Written problem:
Any pictures in the records below should be skipped; write out everything else exactly.

[Dataset rows about figures]

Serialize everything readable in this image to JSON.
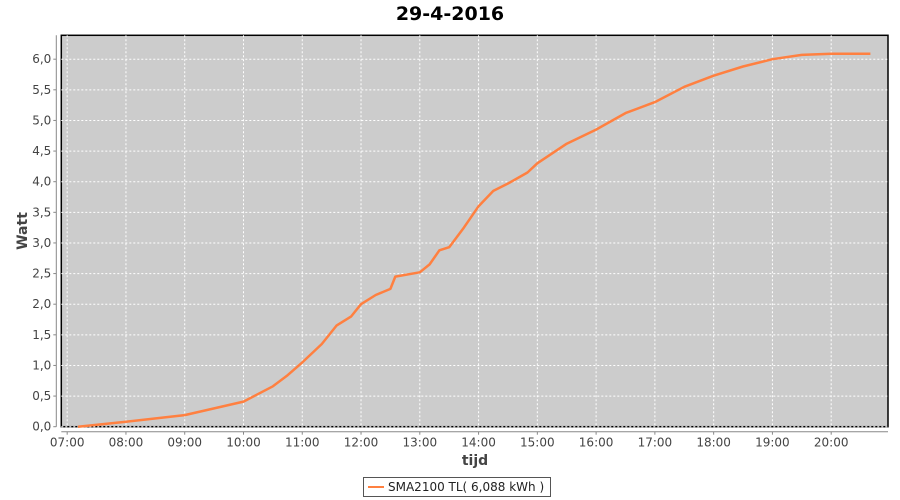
{
  "chart_data": {
    "type": "line",
    "title": "29-4-2016",
    "xlabel": "tijd",
    "ylabel": "Watt",
    "xlim": [
      "06:54",
      "20:58"
    ],
    "ylim": [
      0,
      6.39
    ],
    "x_ticks": [
      "07:00",
      "08:00",
      "09:00",
      "10:00",
      "11:00",
      "12:00",
      "13:00",
      "14:00",
      "15:00",
      "16:00",
      "17:00",
      "18:00",
      "19:00",
      "20:00"
    ],
    "y_ticks": [
      "0,0",
      "0,5",
      "1,0",
      "1,5",
      "2,0",
      "2,5",
      "3,0",
      "3,5",
      "4,0",
      "4,5",
      "5,0",
      "5,5",
      "6,0"
    ],
    "grid": true,
    "background": "#cccccc",
    "legend_position": "bottom",
    "series": [
      {
        "name": "SMA2100 TL( 6,088 kWh )",
        "color": "#ff8040",
        "x": [
          "07:11",
          "08:00",
          "09:00",
          "10:00",
          "10:30",
          "10:45",
          "11:00",
          "11:20",
          "11:35",
          "11:50",
          "12:00",
          "12:15",
          "12:30",
          "12:35",
          "13:00",
          "13:10",
          "13:20",
          "13:30",
          "13:45",
          "14:00",
          "14:15",
          "14:30",
          "14:50",
          "15:00",
          "15:30",
          "16:00",
          "16:30",
          "17:00",
          "17:30",
          "18:00",
          "18:30",
          "19:00",
          "19:30",
          "20:00",
          "20:40"
        ],
        "y": [
          0.0,
          0.08,
          0.19,
          0.41,
          0.66,
          0.84,
          1.05,
          1.35,
          1.65,
          1.8,
          2.0,
          2.15,
          2.25,
          2.45,
          2.52,
          2.65,
          2.88,
          2.93,
          3.25,
          3.6,
          3.85,
          3.97,
          4.15,
          4.3,
          4.62,
          4.85,
          5.12,
          5.3,
          5.55,
          5.73,
          5.88,
          6.0,
          6.07,
          6.09,
          6.09
        ]
      }
    ]
  }
}
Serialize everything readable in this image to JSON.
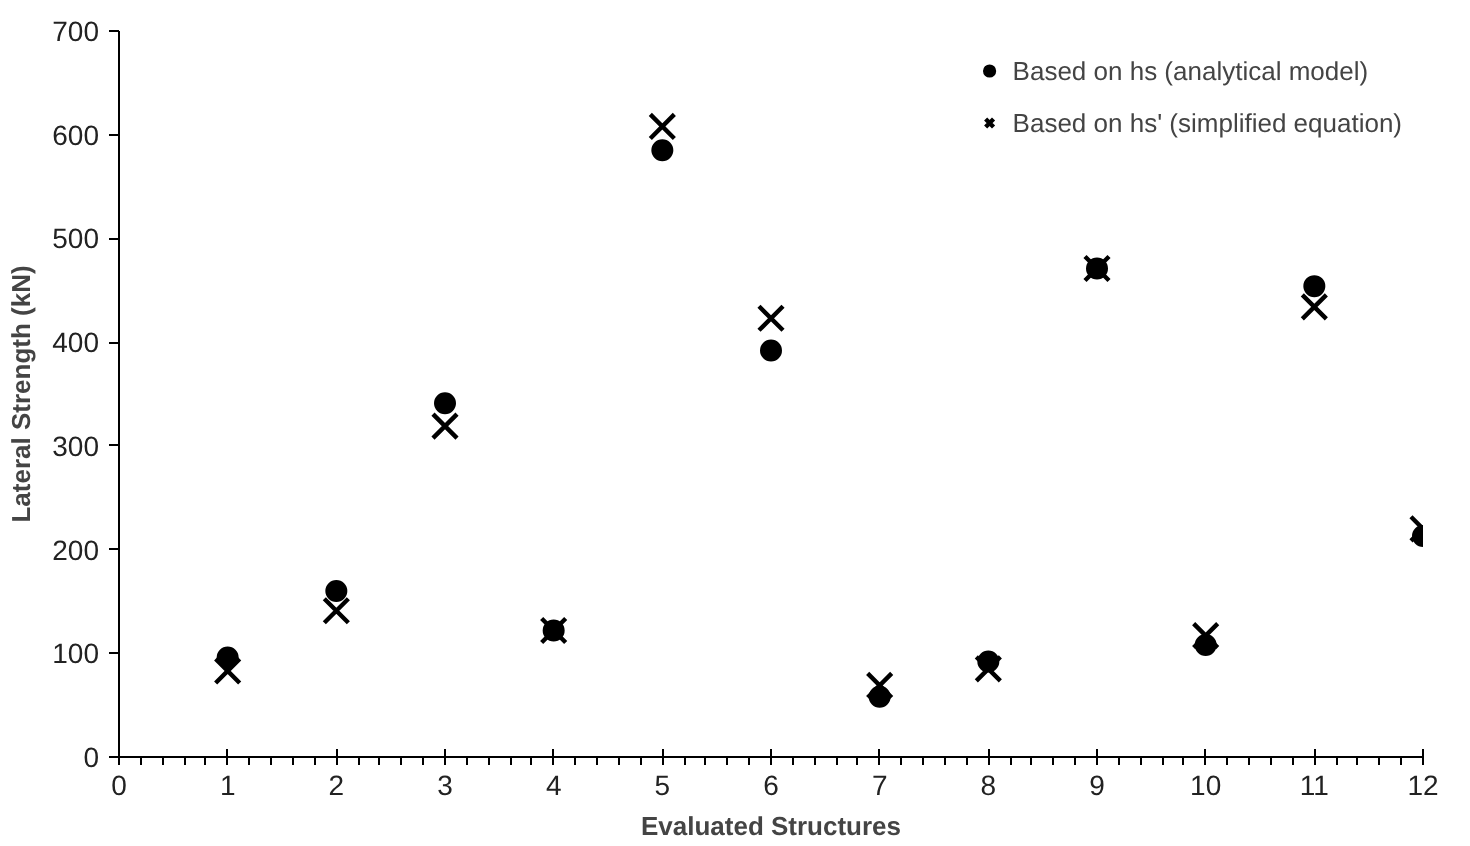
{
  "chart_data": {
    "type": "scatter",
    "xlabel": "Evaluated Structures",
    "ylabel": "Lateral Strength (kN)",
    "x": [
      1,
      2,
      3,
      4,
      5,
      6,
      7,
      8,
      9,
      10,
      11,
      12
    ],
    "series": [
      {
        "name": "Based on hs (analytical model)",
        "color": "#000000",
        "marker": "circle",
        "values": [
          96,
          160,
          341,
          122,
          585,
          392,
          58,
          92,
          471,
          108,
          454,
          213
        ]
      },
      {
        "name": "Based on hs' (simplified equation)",
        "color": "#000000",
        "marker": "cross",
        "values": [
          83,
          141,
          319,
          122,
          608,
          423,
          69,
          85,
          471,
          117,
          434,
          220
        ]
      }
    ],
    "xlim": [
      0,
      12
    ],
    "xticks": [
      0,
      1,
      2,
      3,
      4,
      5,
      6,
      7,
      8,
      9,
      10,
      11,
      12
    ],
    "ylim": [
      0,
      700
    ],
    "yticks": [
      0,
      100,
      200,
      300,
      400,
      500,
      600,
      700
    ],
    "grid": false,
    "legend": "top right"
  }
}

Exercise solution:
Serialize everything readable in this image to JSON.
{
  "chart_data": {
    "type": "line",
    "title": "29-4-2016",
    "xlabel": "tijd",
    "ylabel": "Watt",
    "xlim": [
      "06:54",
      "20:58"
    ],
    "ylim": [
      0,
      6.39
    ],
    "x_ticks": [
      "07:00",
      "08:00",
      "09:00",
      "10:00",
      "11:00",
      "12:00",
      "13:00",
      "14:00",
      "15:00",
      "16:00",
      "17:00",
      "18:00",
      "19:00",
      "20:00"
    ],
    "y_ticks": [
      "0,0",
      "0,5",
      "1,0",
      "1,5",
      "2,0",
      "2,5",
      "3,0",
      "3,5",
      "4,0",
      "4,5",
      "5,0",
      "5,5",
      "6,0"
    ],
    "grid": true,
    "background": "#cccccc",
    "legend_position": "bottom",
    "series": [
      {
        "name": "SMA2100 TL( 6,088 kWh )",
        "color": "#ff8040",
        "x": [
          "07:11",
          "08:00",
          "09:00",
          "10:00",
          "10:30",
          "10:45",
          "11:00",
          "11:20",
          "11:35",
          "11:50",
          "12:00",
          "12:15",
          "12:30",
          "12:35",
          "13:00",
          "13:10",
          "13:20",
          "13:30",
          "13:45",
          "14:00",
          "14:15",
          "14:30",
          "14:50",
          "15:00",
          "15:30",
          "16:00",
          "16:30",
          "17:00",
          "17:30",
          "18:00",
          "18:30",
          "19:00",
          "19:30",
          "20:00",
          "20:40"
        ],
        "y": [
          0.0,
          0.08,
          0.19,
          0.41,
          0.66,
          0.84,
          1.05,
          1.35,
          1.65,
          1.8,
          2.0,
          2.15,
          2.25,
          2.45,
          2.52,
          2.65,
          2.88,
          2.93,
          3.25,
          3.6,
          3.85,
          3.97,
          4.15,
          4.3,
          4.62,
          4.85,
          5.12,
          5.3,
          5.55,
          5.73,
          5.88,
          6.0,
          6.07,
          6.09,
          6.09
        ]
      }
    ]
  }
}
Serialize everything readable in this image to JSON.
{
  "chart_data": {
    "type": "scatter",
    "xlabel": "Evaluated Structures",
    "ylabel": "Lateral Strength (kN)",
    "x": [
      1,
      2,
      3,
      4,
      5,
      6,
      7,
      8,
      9,
      10,
      11,
      12
    ],
    "series": [
      {
        "name": "Based on hs (analytical model)",
        "color": "#000000",
        "marker": "circle",
        "values": [
          96,
          160,
          341,
          122,
          585,
          392,
          58,
          92,
          471,
          108,
          454,
          213
        ]
      },
      {
        "name": "Based on hs' (simplified equation)",
        "color": "#000000",
        "marker": "cross",
        "values": [
          83,
          141,
          319,
          122,
          608,
          423,
          69,
          85,
          471,
          117,
          434,
          220
        ]
      }
    ],
    "xlim": [
      0,
      12
    ],
    "xticks": [
      0,
      1,
      2,
      3,
      4,
      5,
      6,
      7,
      8,
      9,
      10,
      11,
      12
    ],
    "ylim": [
      0,
      700
    ],
    "yticks": [
      0,
      100,
      200,
      300,
      400,
      500,
      600,
      700
    ],
    "grid": false,
    "legend": "top right"
  }
}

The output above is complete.